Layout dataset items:

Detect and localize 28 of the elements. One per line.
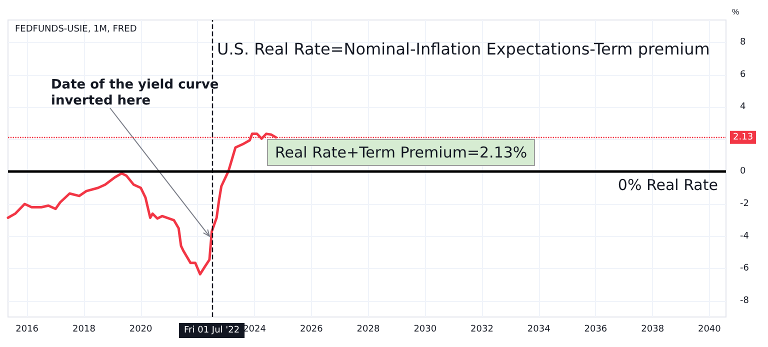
x-tick-label: 2028 [356,324,380,334]
x-tick-label: 2020 [129,324,153,334]
annotation: Date of the yield curve inverted here [51,78,219,108]
annotation: Real Rate+Term Premium=2.13% [275,144,528,162]
x-tick-label: 2030 [414,324,437,334]
x-tick-label: 2016 [16,324,39,334]
y-tick-label: -4 [740,231,750,242]
x-tick-label: 2040 [698,324,722,334]
x-tick-label: 2026 [300,324,324,334]
y-tick-label: 6 [740,70,746,80]
x-tick-label: 2034 [527,324,551,334]
ref-line-label: Fri 01 Jul '22 [184,326,240,336]
x-tick-label: 2018 [72,324,96,334]
y-tick-label: -2 [740,199,749,210]
x-tick-label: 2024 [243,324,266,334]
y-axis-title: % [732,8,740,16]
y-tick-label: 0 [740,166,746,177]
x-tick-label: 2032 [470,324,494,334]
text: FEDFUNDS-USIE, 1M, FRED [15,24,137,34]
y-tick-label: 4 [740,102,746,112]
ref-line-label: 2.13 [733,132,754,142]
y-tick-label: -8 [740,296,750,306]
y-tick-label: 8 [740,38,746,48]
x-tick-label: 2038 [641,324,664,334]
x-tick-label: 2036 [584,324,608,334]
y-tick-label: -6 [740,264,750,274]
text: U.S. Real Rate=Nominal-Inflation Expectations-Term premium [217,40,710,58]
ref-line-label: 0% Real Rate [618,176,718,194]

What you will do —
Copy out the items above with each "Real Rate" swapped for "Real Yield", keeping everything else identical. Leave out the picture lines.

Answer to the exercise —
Detect and localize 28 of the elements. One per line.
x-tick-label: 2028 [356,324,380,334]
x-tick-label: 2020 [129,324,153,334]
annotation: Date of the yield curve inverted here [51,78,219,108]
annotation: Real Yield+Term Premium=2.13% [275,144,528,162]
x-tick-label: 2030 [414,324,437,334]
x-tick-label: 2016 [16,324,39,334]
y-tick-label: -4 [740,231,750,242]
x-tick-label: 2040 [698,324,722,334]
x-tick-label: 2026 [300,324,324,334]
y-tick-label: 6 [740,70,746,80]
x-tick-label: 2034 [527,324,551,334]
ref-line-label: Fri 01 Jul '22 [184,326,240,336]
x-tick-label: 2018 [72,324,96,334]
y-tick-label: -2 [740,199,749,210]
x-tick-label: 2024 [243,324,266,334]
y-axis-title: % [732,8,740,16]
y-tick-label: 0 [740,166,746,177]
x-tick-label: 2032 [470,324,494,334]
text: FEDFUNDS-USIE, 1M, FRED [15,24,137,34]
y-tick-label: 4 [740,102,746,112]
ref-line-label: 2.13 [733,132,754,142]
y-tick-label: -8 [740,296,750,306]
y-tick-label: 8 [740,38,746,48]
x-tick-label: 2038 [641,324,664,334]
x-tick-label: 2036 [584,324,608,334]
y-tick-label: -6 [740,264,750,274]
text: U.S. Real Yield=Nominal-Inflation Expectations-Term premium [217,40,710,58]
ref-line-label: 0% Real Yield [618,176,718,194]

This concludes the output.